• _WHAT THE EXERCISE ASKS_
Retype every entry word for word.

• _Source data_
(begin)
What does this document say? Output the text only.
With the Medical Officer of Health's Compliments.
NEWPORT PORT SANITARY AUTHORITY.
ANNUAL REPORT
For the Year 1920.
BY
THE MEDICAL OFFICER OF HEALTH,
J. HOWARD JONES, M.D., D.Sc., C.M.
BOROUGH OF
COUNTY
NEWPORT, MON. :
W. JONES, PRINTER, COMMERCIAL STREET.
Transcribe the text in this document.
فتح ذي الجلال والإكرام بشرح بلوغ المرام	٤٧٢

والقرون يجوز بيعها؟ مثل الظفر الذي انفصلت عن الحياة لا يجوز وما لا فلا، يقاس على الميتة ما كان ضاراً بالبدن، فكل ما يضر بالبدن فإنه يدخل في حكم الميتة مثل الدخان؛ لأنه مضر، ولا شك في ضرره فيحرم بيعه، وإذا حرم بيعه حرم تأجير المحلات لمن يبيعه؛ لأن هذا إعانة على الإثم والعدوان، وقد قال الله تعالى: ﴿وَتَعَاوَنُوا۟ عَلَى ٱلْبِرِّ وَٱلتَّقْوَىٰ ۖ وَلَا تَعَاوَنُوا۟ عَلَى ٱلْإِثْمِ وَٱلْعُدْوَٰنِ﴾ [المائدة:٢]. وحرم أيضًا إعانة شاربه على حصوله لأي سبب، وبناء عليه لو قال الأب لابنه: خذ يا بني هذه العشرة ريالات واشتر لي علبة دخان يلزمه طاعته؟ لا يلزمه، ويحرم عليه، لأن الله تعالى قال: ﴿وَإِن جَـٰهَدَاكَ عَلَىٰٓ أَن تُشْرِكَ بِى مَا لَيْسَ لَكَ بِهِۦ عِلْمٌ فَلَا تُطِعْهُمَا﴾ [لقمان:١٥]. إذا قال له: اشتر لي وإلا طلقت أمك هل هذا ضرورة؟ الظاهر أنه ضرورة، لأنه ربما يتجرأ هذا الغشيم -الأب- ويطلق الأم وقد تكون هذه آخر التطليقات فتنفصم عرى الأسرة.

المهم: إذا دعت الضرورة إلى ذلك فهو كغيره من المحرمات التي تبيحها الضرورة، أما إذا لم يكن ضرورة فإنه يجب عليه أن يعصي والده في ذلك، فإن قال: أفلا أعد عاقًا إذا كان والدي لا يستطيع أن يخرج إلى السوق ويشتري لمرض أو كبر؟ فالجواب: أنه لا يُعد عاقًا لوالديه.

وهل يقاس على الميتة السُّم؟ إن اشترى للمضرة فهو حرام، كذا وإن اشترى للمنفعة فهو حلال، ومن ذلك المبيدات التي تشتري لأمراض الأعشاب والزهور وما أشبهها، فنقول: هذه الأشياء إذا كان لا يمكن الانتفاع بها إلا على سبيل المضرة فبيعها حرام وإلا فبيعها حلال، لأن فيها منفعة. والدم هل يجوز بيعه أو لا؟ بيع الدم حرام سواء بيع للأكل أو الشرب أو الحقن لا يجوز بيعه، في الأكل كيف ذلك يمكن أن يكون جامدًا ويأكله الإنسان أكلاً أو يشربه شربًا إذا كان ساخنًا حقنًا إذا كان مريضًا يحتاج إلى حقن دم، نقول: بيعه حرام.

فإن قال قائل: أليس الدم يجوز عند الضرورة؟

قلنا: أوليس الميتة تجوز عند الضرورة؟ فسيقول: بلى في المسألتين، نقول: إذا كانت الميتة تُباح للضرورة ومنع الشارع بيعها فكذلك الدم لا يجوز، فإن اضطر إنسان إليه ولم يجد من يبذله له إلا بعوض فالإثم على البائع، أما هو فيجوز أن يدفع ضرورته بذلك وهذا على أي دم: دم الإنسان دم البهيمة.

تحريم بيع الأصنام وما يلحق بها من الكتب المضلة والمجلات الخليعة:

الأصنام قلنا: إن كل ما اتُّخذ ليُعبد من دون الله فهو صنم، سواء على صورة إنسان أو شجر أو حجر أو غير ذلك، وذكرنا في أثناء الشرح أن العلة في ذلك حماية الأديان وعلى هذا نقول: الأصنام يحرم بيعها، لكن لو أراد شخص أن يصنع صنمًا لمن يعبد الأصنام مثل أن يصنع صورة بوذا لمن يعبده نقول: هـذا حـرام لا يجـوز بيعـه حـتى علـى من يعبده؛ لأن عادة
(end)
• _COMPLETE OUTPUT_
What does this document say? Output the text only.
With the Medical Officer of Health's Compliments.
NEWPORT PORT SANITARY AUTHORITY.
ANNUAL REPORT
For the Year 1920.
BY
THE MEDICAL OFFICER OF HEALTH,
J. HOWARD JONES, M.D., D.Sc., C.M.
BOROUGH OF
COUNTY
NEWPORT, MON. :
W. JONES, PRINTER, COMMERCIAL STREET.
Transcribe the text in this document.
فتح ذي الجلال والإكرام بشرح بلوغ المرام	٤٧٢

والقرون يجوز بيعها؟ مثل الظفر الذي انفصلت عن الحياة لا يجوز وما لا فلا، يقاس على الميتة ما كان ضاراً بالبدن، فكل ما يضر بالبدن فإنه يدخل في حكم الميتة مثل الدخان؛ لأنه مضر، ولا شك في ضرره فيحرم بيعه، وإذا حرم بيعه حرم تأجير المحلات لمن يبيعه؛ لأن هذا إعانة على الإثم والعدوان، وقد قال الله تعالى: ﴿وَتَعَاوَنُوا۟ عَلَى ٱلْبِرِّ وَٱلتَّقْوَىٰ ۖ وَلَا تَعَاوَنُوا۟ عَلَى ٱلْإِثْمِ وَٱلْعُدْوَٰنِ﴾ [المائدة:٢]. وحرم أيضًا إعانة شاربه على حصوله لأي سبب، وبناء عليه لو قال الأب لابنه: خذ يا بني هذه العشرة ريالات واشتر لي علبة دخان يلزمه طاعته؟ لا يلزمه، ويحرم عليه، لأن الله تعالى قال: ﴿وَإِن جَـٰهَدَاكَ عَلَىٰٓ أَن تُشْرِكَ بِى مَا لَيْسَ لَكَ بِهِۦ عِلْمٌ فَلَا تُطِعْهُمَا﴾ [لقمان:١٥]. إذا قال له: اشتر لي وإلا طلقت أمك هل هذا ضرورة؟ الظاهر أنه ضرورة، لأنه ربما يتجرأ هذا الغشيم -الأب- ويطلق الأم وقد تكون هذه آخر التطليقات فتنفصم عرى الأسرة.

المهم: إذا دعت الضرورة إلى ذلك فهو كغيره من المحرمات التي تبيحها الضرورة، أما إذا لم يكن ضرورة فإنه يجب عليه أن يعصي والده في ذلك، فإن قال: أفلا أعد عاقًا إذا كان والدي لا يستطيع أن يخرج إلى السوق ويشتري لمرض أو كبر؟ فالجواب: أنه لا يُعد عاقًا لوالديه.

وهل يقاس على الميتة السُّم؟ إن اشترى للمضرة فهو حرام، كذا وإن اشترى للمنفعة فهو حلال، ومن ذلك المبيدات التي تشتري لأمراض الأعشاب والزهور وما أشبهها، فنقول: هذه الأشياء إذا كان لا يمكن الانتفاع بها إلا على سبيل المضرة فبيعها حرام وإلا فبيعها حلال، لأن فيها منفعة. والدم هل يجوز بيعه أو لا؟ بيع الدم حرام سواء بيع للأكل أو الشرب أو الحقن لا يجوز بيعه، في الأكل كيف ذلك يمكن أن يكون جامدًا ويأكله الإنسان أكلاً أو يشربه شربًا إذا كان ساخنًا حقنًا إذا كان مريضًا يحتاج إلى حقن دم، نقول: بيعه حرام.

فإن قال قائل: أليس الدم يجوز عند الضرورة؟

قلنا: أوليس الميتة تجوز عند الضرورة؟ فسيقول: بلى في المسألتين، نقول: إذا كانت الميتة تُباح للضرورة ومنع الشارع بيعها فكذلك الدم لا يجوز، فإن اضطر إنسان إليه ولم يجد من يبذله له إلا بعوض فالإثم على البائع، أما هو فيجوز أن يدفع ضرورته بذلك وهذا على أي دم: دم الإنسان دم البهيمة.

تحريم بيع الأصنام وما يلحق بها من الكتب المضلة والمجلات الخليعة:

الأصنام قلنا: إن كل ما اتُّخذ ليُعبد من دون الله فهو صنم، سواء على صورة إنسان أو شجر أو حجر أو غير ذلك، وذكرنا في أثناء الشرح أن العلة في ذلك حماية الأديان وعلى هذا نقول: الأصنام يحرم بيعها، لكن لو أراد شخص أن يصنع صنمًا لمن يعبد الأصنام مثل أن يصنع صورة بوذا لمن يعبده نقول: هـذا حـرام لا يجـوز بيعـه حـتى علـى من يعبده؛ لأن عادة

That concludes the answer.